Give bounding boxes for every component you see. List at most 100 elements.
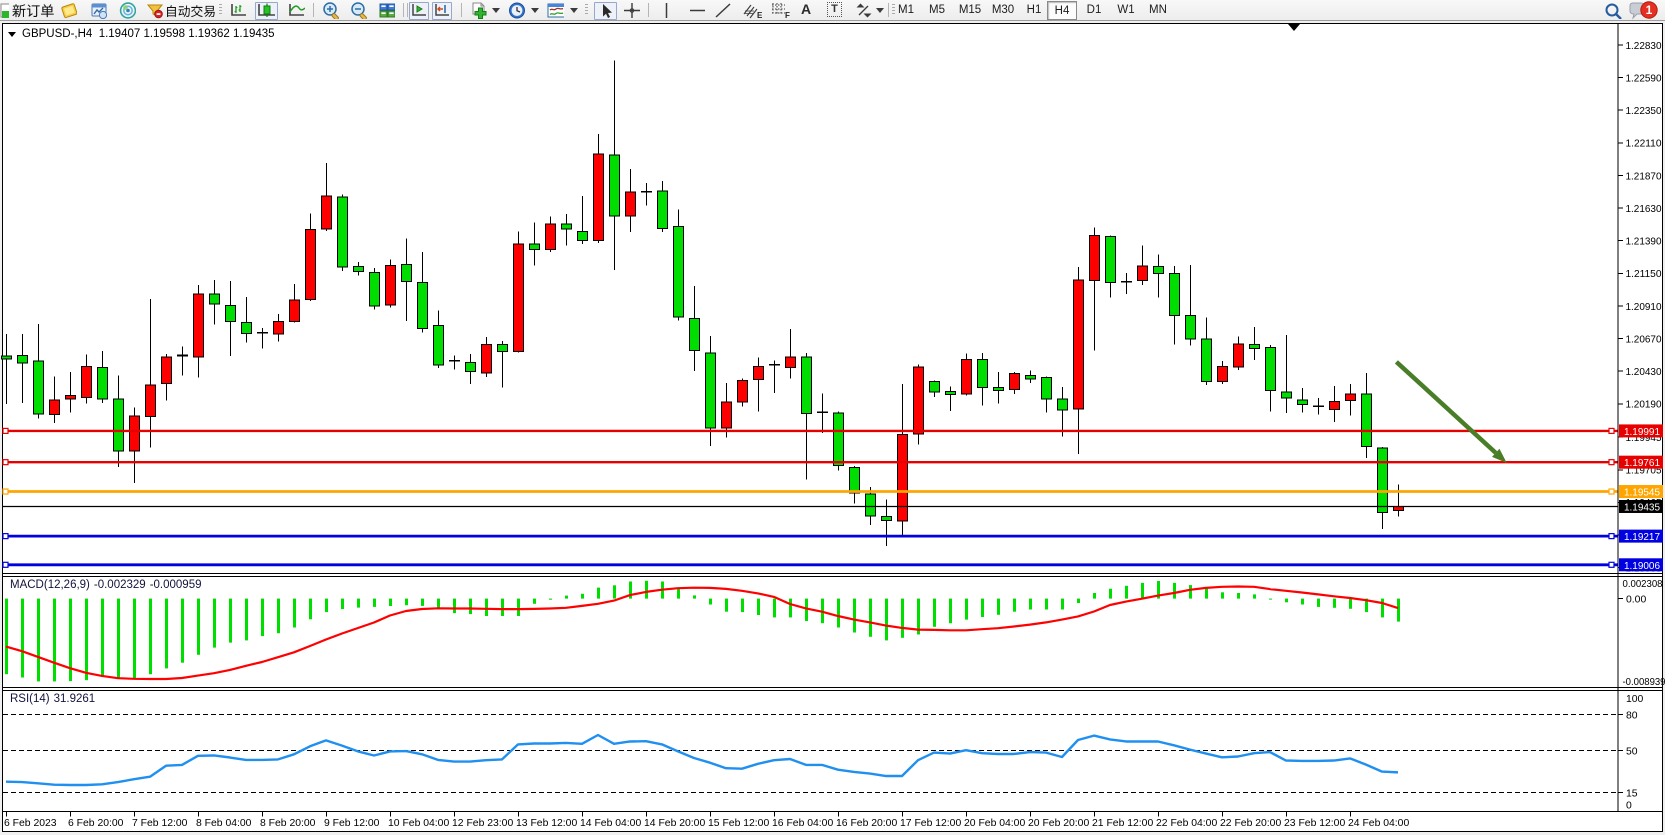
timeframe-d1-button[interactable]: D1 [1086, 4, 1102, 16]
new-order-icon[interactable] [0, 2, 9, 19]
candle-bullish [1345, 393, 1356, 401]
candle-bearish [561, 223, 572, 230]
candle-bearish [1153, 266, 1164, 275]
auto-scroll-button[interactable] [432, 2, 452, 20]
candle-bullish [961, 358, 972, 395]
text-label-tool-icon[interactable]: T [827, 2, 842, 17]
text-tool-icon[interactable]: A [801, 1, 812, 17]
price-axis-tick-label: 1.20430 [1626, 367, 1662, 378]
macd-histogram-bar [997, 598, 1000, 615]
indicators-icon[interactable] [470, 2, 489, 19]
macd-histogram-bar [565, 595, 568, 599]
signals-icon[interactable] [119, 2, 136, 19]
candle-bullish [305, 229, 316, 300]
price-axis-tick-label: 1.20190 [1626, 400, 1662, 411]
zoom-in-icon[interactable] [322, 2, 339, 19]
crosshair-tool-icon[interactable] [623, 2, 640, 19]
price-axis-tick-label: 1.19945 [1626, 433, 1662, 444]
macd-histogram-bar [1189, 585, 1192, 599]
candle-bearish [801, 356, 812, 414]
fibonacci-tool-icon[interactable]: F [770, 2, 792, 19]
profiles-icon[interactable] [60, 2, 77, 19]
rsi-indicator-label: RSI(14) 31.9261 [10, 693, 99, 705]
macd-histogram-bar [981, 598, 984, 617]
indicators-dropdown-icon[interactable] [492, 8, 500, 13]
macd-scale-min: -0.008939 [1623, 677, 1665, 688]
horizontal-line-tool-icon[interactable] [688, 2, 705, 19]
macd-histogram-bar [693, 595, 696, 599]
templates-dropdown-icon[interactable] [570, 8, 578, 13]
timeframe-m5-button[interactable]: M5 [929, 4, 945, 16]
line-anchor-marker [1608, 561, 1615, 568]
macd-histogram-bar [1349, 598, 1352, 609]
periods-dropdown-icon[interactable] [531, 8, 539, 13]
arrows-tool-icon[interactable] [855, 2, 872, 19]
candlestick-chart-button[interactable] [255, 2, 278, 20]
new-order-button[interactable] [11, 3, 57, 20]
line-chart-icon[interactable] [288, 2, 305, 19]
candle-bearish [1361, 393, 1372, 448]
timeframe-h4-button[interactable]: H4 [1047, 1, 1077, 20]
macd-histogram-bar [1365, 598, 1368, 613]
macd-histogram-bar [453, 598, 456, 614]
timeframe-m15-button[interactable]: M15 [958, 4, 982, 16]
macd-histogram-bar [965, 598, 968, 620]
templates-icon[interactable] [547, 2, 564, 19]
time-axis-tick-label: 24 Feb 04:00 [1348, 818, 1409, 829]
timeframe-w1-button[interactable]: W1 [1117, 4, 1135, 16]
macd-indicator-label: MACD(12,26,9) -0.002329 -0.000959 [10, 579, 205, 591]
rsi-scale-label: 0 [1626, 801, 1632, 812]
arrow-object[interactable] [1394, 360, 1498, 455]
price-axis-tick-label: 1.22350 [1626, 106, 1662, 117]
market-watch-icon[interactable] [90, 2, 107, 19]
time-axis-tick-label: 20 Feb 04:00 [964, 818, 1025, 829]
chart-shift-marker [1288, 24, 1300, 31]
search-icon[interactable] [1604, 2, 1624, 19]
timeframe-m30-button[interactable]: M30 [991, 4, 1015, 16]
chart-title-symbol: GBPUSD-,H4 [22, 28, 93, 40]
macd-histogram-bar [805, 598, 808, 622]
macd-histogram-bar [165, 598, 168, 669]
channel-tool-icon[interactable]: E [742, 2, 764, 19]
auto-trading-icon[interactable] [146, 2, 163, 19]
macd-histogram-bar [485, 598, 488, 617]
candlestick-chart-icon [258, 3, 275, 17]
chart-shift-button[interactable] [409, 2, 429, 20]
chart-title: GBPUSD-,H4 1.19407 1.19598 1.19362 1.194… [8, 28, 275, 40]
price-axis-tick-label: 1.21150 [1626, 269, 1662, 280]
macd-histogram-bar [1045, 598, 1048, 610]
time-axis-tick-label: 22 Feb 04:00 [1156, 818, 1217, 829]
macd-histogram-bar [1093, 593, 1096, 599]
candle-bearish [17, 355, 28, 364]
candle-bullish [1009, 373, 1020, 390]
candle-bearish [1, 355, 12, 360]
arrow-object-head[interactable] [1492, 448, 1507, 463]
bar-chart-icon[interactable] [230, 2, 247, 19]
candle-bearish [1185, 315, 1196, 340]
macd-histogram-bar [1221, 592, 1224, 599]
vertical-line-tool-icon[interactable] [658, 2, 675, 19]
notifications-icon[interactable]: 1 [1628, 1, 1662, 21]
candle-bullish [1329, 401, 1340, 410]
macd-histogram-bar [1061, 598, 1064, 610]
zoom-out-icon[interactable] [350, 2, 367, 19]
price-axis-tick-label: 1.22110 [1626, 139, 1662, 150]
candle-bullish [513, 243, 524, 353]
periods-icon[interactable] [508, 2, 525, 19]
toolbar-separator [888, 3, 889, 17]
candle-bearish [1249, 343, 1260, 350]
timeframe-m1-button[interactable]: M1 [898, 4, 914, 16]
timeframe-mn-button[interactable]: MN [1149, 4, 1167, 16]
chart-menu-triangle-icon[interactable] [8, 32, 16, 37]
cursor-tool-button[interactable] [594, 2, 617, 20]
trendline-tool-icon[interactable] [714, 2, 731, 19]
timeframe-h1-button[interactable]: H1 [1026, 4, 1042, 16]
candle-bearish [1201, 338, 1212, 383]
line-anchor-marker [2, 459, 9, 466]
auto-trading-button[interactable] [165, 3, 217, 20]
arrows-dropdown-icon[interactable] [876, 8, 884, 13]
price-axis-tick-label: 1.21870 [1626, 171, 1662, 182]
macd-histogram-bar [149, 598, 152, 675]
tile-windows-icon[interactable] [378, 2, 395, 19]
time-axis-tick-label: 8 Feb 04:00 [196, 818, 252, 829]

_WRITTEN INSTRUCTION_: Rewrite the material from the line with "timeframe-d1-button[interactable]: D1 [1086, 4, 1102, 16]" to the line with "macd-histogram-bar [1349, 598, 1352, 609]", swapping "candle-bearish" for "candle-down" and leaving everything else unchanged.

_RESPONSE BELOW_:
timeframe-d1-button[interactable]: D1 [1086, 4, 1102, 16]
new-order-icon[interactable] [0, 2, 9, 19]
candle-bullish [1345, 393, 1356, 401]
candle-down [561, 223, 572, 230]
candle-down [1153, 266, 1164, 275]
auto-scroll-button[interactable] [432, 2, 452, 20]
candle-bullish [961, 358, 972, 395]
text-label-tool-icon[interactable]: T [827, 2, 842, 17]
text-tool-icon[interactable]: A [801, 1, 812, 17]
price-axis-tick-label: 1.20430 [1626, 367, 1662, 378]
macd-histogram-bar [997, 598, 1000, 615]
indicators-icon[interactable] [470, 2, 489, 19]
macd-histogram-bar [565, 595, 568, 599]
signals-icon[interactable] [119, 2, 136, 19]
candle-bullish [305, 229, 316, 300]
price-axis-tick-label: 1.20190 [1626, 400, 1662, 411]
zoom-in-icon[interactable] [322, 2, 339, 19]
crosshair-tool-icon[interactable] [623, 2, 640, 19]
price-axis-tick-label: 1.19945 [1626, 433, 1662, 444]
macd-histogram-bar [1189, 585, 1192, 599]
candle-down [801, 356, 812, 414]
fibonacci-tool-icon[interactable]: F [770, 2, 792, 19]
profiles-icon[interactable] [60, 2, 77, 19]
rsi-indicator-label: RSI(14) 31.9261 [10, 693, 99, 705]
macd-histogram-bar [981, 598, 984, 617]
indicators-dropdown-icon[interactable] [492, 8, 500, 13]
macd-scale-min: -0.008939 [1623, 677, 1665, 688]
horizontal-line-tool-icon[interactable] [688, 2, 705, 19]
macd-histogram-bar [693, 595, 696, 599]
templates-dropdown-icon[interactable] [570, 8, 578, 13]
timeframe-m5-button[interactable]: M5 [929, 4, 945, 16]
line-anchor-marker [1608, 561, 1615, 568]
macd-histogram-bar [1349, 598, 1352, 609]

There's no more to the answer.